§ **Direction**
Repeat all of the records verbatim.

[Extracted data entries]

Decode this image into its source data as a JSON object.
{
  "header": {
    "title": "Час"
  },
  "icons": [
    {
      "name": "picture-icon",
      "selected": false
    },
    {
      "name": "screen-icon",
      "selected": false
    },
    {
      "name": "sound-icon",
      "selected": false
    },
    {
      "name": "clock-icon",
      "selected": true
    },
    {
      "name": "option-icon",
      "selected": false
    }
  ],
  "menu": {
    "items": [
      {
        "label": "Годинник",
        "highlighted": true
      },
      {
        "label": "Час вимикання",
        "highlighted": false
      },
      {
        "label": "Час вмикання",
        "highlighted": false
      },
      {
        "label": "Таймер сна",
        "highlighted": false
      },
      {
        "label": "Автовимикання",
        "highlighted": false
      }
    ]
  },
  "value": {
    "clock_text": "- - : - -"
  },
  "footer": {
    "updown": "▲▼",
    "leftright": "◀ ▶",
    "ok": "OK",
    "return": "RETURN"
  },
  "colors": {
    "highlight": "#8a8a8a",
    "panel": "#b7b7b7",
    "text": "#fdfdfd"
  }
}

§ **Task result**
Decode this image into its source data as a JSON object.
{
  "header": {
    "title": "Час"
  },
  "icons": [
    {
      "name": "picture-icon",
      "selected": false
    },
    {
      "name": "screen-icon",
      "selected": false
    },
    {
      "name": "sound-icon",
      "selected": false
    },
    {
      "name": "clock-icon",
      "selected": true
    },
    {
      "name": "option-icon",
      "selected": false
    }
  ],
  "menu": {
    "items": [
      {
        "label": "Годинник",
        "highlighted": true
      },
      {
        "label": "Час вимикання",
        "highlighted": false
      },
      {
        "label": "Час вмикання",
        "highlighted": false
      },
      {
        "label": "Таймер сна",
        "highlighted": false
      },
      {
        "label": "Автовимикання",
        "highlighted": false
      }
    ]
  },
  "value": {
    "clock_text": "- - : - -"
  },
  "footer": {
    "updown": "▲▼",
    "leftright": "◀ ▶",
    "ok": "OK",
    "return": "RETURN"
  },
  "colors": {
    "highlight": "#8a8a8a",
    "panel": "#b7b7b7",
    "text": "#fdfdfd"
  }
}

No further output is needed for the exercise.